Stored records:
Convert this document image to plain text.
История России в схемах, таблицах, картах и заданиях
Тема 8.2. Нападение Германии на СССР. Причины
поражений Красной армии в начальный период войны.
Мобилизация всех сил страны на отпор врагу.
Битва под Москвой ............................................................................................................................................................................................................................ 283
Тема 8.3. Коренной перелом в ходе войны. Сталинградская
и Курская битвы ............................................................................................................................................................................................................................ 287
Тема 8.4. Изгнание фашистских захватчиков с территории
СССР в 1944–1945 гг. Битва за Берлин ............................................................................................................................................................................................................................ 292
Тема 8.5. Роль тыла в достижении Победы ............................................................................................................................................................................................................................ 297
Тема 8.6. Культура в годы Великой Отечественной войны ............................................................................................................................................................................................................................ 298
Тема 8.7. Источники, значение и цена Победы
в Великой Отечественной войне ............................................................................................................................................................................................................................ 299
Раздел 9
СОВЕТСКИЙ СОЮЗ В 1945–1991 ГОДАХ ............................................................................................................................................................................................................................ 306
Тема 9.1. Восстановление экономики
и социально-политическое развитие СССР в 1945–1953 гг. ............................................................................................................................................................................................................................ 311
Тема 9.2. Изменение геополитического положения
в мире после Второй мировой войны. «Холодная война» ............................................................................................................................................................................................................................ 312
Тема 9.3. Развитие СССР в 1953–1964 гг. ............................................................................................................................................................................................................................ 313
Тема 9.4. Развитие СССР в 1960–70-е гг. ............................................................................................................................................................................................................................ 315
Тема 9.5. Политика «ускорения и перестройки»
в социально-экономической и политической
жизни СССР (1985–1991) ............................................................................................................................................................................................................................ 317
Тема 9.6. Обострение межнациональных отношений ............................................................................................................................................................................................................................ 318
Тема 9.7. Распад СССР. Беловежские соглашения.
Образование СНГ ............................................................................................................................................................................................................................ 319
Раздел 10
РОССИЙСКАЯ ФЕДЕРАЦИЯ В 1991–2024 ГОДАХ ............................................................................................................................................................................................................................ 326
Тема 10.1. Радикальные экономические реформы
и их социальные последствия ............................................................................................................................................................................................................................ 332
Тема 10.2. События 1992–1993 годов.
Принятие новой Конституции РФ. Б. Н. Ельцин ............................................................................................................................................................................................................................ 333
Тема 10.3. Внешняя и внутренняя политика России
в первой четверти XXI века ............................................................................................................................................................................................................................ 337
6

TASK TO COMPLETE
Repeat every line of the material exactly as given.

FINISHED TASK
Convert this document image to plain text.
История России в схемах, таблицах, картах и заданиях
Тема 8.2. Нападение Германии на СССР. Причины
поражений Красной армии в начальный период войны.
Мобилизация всех сил страны на отпор врагу.
Битва под Москвой ............................................................................................................................................................................................................................ 283
Тема 8.3. Коренной перелом в ходе войны. Сталинградская
и Курская битвы ............................................................................................................................................................................................................................ 287
Тема 8.4. Изгнание фашистских захватчиков с территории
СССР в 1944–1945 гг. Битва за Берлин ............................................................................................................................................................................................................................ 292
Тема 8.5. Роль тыла в достижении Победы ............................................................................................................................................................................................................................ 297
Тема 8.6. Культура в годы Великой Отечественной войны ............................................................................................................................................................................................................................ 298
Тема 8.7. Источники, значение и цена Победы
в Великой Отечественной войне ............................................................................................................................................................................................................................ 299
Раздел 9
СОВЕТСКИЙ СОЮЗ В 1945–1991 ГОДАХ ............................................................................................................................................................................................................................ 306
Тема 9.1. Восстановление экономики
и социально-политическое развитие СССР в 1945–1953 гг. ............................................................................................................................................................................................................................ 311
Тема 9.2. Изменение геополитического положения
в мире после Второй мировой войны. «Холодная война» ............................................................................................................................................................................................................................ 312
Тема 9.3. Развитие СССР в 1953–1964 гг. ............................................................................................................................................................................................................................ 313
Тема 9.4. Развитие СССР в 1960–70-е гг. ............................................................................................................................................................................................................................ 315
Тема 9.5. Политика «ускорения и перестройки»
в социально-экономической и политической
жизни СССР (1985–1991) ............................................................................................................................................................................................................................ 317
Тема 9.6. Обострение межнациональных отношений ............................................................................................................................................................................................................................ 318
Тема 9.7. Распад СССР. Беловежские соглашения.
Образование СНГ ............................................................................................................................................................................................................................ 319
Раздел 10
РОССИЙСКАЯ ФЕДЕРАЦИЯ В 1991–2024 ГОДАХ ............................................................................................................................................................................................................................ 326
Тема 10.1. Радикальные экономические реформы
и их социальные последствия ............................................................................................................................................................................................................................ 332
Тема 10.2. События 1992–1993 годов.
Принятие новой Конституции РФ. Б. Н. Ельцин ............................................................................................................................................................................................................................ 333
Тема 10.3. Внешняя и внутренняя политика России
в первой четверти XXI века ............................................................................................................................................................................................................................ 337
6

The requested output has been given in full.